TASK GOAL: Say how many lines contain the word "bars". Only the number should be given.

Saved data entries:
* * * *

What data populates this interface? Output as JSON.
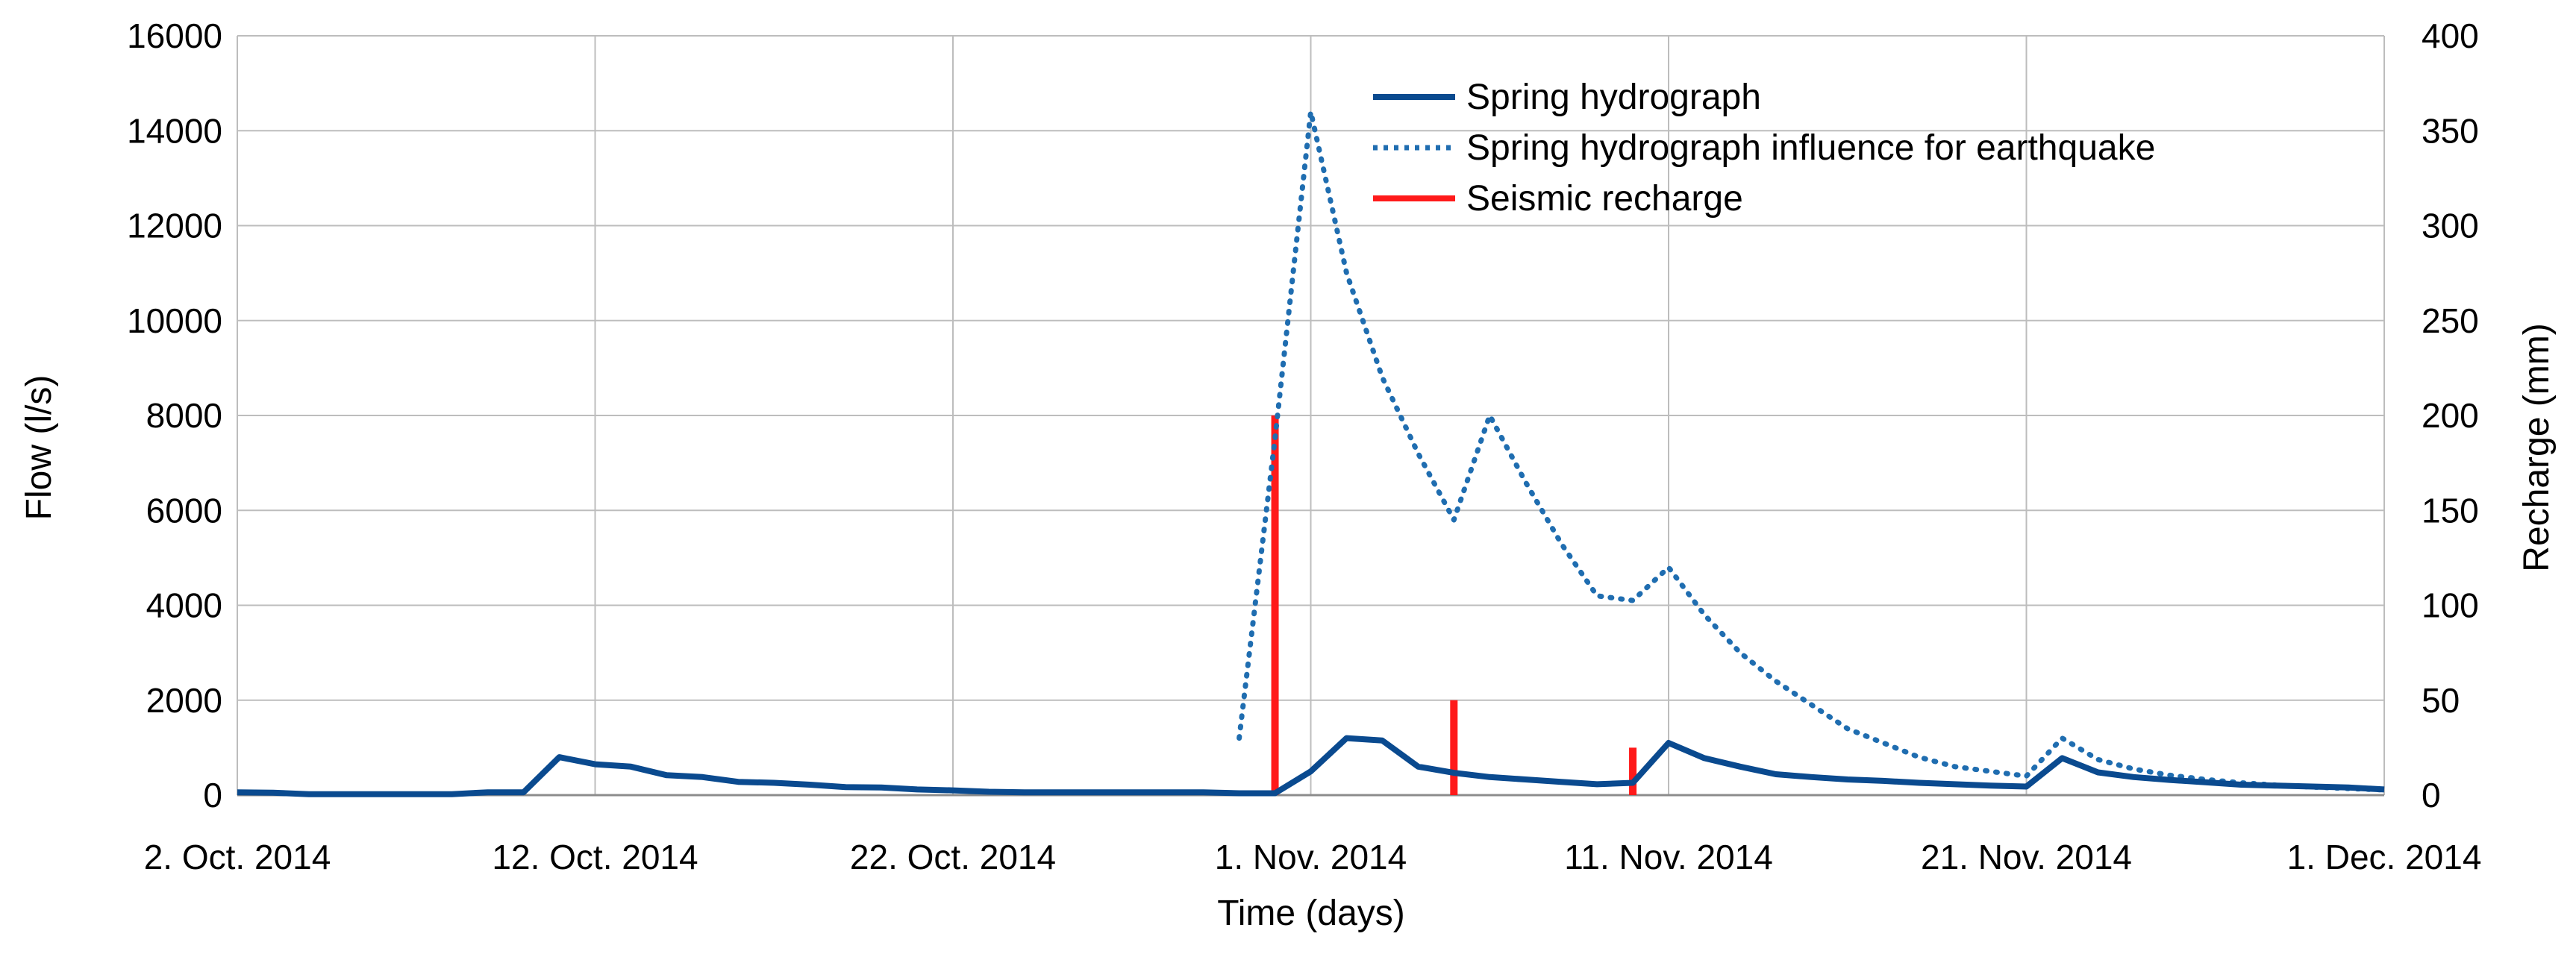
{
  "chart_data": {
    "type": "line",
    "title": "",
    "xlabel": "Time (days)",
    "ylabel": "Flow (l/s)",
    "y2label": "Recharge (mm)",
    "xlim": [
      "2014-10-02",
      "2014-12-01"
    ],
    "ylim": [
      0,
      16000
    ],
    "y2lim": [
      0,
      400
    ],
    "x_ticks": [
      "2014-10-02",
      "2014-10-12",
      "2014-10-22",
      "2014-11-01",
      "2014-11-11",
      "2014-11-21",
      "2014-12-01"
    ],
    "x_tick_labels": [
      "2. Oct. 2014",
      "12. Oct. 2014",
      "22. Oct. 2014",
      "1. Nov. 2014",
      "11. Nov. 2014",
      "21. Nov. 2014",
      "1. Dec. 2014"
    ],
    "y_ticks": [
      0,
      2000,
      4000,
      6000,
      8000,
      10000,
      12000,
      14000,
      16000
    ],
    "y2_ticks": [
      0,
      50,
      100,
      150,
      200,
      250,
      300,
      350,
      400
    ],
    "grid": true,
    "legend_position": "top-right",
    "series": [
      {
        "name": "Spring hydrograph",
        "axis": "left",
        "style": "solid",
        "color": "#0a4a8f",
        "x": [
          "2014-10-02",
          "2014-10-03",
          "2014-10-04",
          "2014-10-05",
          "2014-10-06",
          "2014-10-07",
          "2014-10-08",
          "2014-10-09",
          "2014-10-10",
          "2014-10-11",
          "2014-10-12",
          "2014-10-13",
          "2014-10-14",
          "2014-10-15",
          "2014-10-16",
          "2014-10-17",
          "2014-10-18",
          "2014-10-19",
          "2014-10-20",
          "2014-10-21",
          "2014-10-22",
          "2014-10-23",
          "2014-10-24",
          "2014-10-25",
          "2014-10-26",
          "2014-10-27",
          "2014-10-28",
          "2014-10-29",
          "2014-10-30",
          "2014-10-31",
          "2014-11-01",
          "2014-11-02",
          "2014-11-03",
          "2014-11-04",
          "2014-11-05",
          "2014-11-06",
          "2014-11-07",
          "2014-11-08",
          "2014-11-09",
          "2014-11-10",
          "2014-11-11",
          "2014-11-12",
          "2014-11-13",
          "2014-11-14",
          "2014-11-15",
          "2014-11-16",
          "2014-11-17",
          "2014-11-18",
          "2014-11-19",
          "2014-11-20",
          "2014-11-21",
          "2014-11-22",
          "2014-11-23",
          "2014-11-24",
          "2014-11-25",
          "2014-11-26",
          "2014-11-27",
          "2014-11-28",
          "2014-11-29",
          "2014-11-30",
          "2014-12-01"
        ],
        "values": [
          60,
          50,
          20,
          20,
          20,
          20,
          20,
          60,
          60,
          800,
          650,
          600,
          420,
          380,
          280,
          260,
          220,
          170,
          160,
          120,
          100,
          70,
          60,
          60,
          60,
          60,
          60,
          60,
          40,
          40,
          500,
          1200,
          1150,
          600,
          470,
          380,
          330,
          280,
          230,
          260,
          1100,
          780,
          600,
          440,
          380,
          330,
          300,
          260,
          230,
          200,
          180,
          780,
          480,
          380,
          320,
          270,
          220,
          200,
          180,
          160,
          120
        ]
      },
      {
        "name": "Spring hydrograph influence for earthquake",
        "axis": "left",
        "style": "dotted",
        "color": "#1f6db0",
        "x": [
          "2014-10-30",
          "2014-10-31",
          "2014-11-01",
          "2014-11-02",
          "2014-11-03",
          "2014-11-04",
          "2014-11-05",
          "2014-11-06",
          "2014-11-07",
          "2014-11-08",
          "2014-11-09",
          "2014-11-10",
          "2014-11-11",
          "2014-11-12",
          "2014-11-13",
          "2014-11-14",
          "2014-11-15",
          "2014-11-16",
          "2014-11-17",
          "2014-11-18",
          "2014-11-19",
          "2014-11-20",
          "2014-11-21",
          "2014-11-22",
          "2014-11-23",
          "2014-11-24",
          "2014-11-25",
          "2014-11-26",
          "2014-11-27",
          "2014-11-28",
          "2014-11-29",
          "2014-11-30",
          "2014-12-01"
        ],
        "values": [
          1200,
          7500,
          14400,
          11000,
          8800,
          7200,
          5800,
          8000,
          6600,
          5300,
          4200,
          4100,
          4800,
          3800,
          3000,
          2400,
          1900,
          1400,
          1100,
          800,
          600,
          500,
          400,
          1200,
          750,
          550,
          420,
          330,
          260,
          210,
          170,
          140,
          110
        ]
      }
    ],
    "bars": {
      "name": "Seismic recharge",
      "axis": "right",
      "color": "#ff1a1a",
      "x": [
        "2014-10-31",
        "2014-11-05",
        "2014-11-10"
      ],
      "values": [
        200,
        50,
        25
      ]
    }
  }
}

* * * *

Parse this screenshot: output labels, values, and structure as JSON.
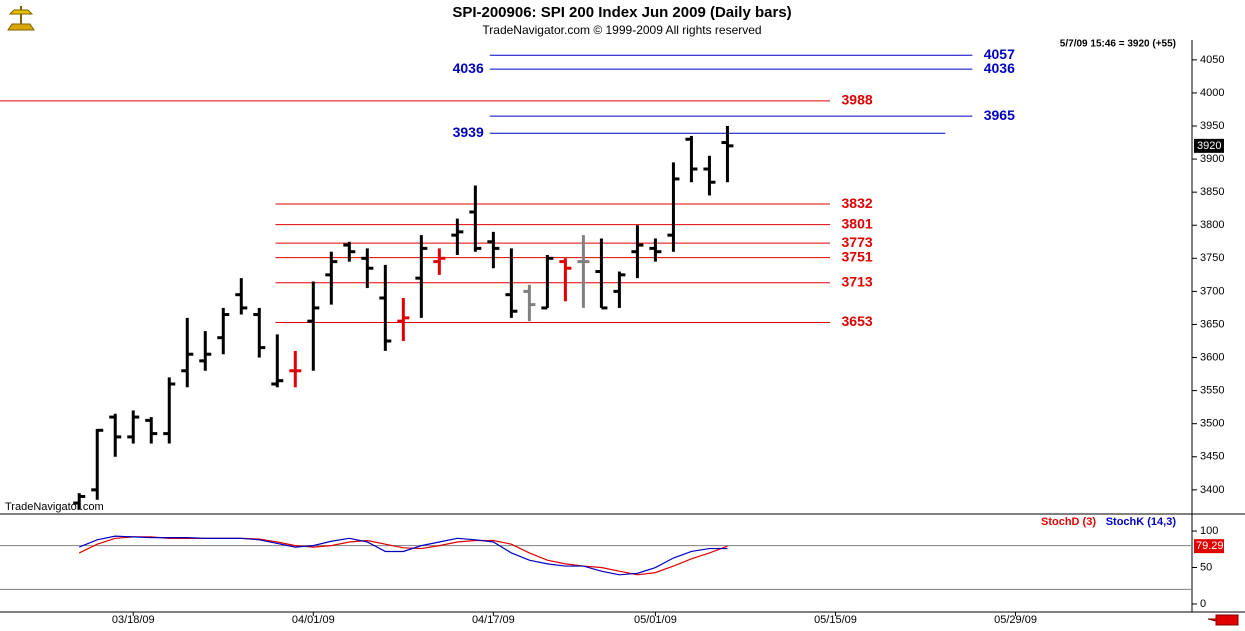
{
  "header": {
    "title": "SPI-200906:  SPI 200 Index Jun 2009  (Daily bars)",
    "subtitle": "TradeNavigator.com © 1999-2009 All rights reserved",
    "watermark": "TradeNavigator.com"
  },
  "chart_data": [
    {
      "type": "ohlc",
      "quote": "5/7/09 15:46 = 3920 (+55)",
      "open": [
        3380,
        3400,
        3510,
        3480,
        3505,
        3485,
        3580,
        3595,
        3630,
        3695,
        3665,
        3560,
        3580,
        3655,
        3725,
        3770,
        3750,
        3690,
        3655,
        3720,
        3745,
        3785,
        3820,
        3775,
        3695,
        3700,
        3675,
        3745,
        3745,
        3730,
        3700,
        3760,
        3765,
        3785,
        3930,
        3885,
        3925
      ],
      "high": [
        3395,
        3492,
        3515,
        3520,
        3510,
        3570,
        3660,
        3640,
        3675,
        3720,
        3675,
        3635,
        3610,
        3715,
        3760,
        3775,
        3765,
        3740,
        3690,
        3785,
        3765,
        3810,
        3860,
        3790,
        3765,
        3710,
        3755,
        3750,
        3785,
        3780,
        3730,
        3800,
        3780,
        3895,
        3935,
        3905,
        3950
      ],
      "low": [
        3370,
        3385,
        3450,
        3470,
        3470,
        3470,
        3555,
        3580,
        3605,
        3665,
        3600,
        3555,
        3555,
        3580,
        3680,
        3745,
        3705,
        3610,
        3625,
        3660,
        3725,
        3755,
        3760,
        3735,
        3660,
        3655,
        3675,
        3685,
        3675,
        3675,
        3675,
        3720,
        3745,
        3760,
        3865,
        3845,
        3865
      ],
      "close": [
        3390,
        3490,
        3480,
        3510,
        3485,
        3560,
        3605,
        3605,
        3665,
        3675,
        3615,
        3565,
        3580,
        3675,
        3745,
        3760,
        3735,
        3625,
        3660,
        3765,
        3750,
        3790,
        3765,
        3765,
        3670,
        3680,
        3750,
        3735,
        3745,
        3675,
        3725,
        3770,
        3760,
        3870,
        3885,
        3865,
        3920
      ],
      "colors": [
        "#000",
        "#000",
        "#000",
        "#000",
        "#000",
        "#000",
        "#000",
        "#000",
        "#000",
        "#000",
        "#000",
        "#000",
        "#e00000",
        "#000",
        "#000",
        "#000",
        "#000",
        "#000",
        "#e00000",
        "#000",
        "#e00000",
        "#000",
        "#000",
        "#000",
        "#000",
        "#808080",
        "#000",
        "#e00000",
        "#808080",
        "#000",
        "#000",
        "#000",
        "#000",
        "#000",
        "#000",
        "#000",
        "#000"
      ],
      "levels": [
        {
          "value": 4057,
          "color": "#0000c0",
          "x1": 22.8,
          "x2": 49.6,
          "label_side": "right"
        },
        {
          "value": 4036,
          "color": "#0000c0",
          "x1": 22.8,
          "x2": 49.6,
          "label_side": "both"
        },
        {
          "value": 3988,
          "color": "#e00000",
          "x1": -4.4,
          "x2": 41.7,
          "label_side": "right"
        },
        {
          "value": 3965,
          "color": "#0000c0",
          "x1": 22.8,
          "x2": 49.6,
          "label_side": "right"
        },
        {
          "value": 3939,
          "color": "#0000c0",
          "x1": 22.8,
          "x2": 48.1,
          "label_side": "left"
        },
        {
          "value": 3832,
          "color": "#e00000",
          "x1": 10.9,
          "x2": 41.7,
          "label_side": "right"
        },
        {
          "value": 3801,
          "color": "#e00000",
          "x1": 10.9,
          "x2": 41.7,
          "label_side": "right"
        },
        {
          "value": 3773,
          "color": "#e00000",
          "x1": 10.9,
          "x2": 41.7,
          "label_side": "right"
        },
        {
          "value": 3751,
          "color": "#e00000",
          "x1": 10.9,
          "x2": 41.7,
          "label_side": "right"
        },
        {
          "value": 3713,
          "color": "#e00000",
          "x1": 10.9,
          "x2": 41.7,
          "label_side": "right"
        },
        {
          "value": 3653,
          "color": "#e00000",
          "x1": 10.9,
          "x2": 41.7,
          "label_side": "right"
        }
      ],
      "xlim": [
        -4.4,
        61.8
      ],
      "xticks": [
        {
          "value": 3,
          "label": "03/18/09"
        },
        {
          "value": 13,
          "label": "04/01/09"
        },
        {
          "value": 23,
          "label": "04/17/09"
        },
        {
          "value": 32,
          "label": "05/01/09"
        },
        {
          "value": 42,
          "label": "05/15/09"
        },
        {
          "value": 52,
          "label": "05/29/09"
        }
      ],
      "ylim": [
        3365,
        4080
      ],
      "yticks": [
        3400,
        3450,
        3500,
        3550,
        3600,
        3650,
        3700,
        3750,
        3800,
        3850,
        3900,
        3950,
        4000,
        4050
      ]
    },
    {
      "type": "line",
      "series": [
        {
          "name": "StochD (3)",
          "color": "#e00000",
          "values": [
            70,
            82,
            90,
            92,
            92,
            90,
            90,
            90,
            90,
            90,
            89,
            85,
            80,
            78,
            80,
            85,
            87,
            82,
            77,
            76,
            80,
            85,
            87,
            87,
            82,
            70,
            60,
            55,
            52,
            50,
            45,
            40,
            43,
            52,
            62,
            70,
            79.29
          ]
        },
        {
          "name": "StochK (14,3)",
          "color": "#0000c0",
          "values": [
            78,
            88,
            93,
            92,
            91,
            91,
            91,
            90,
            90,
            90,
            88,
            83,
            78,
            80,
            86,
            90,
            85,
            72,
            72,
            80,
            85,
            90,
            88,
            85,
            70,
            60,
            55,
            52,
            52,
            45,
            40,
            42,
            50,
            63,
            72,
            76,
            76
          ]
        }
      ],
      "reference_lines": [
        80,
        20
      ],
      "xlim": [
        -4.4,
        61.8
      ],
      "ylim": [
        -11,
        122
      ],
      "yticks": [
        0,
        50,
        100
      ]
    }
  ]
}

* * * *

RESPONSE TO THE EXERCISE: 2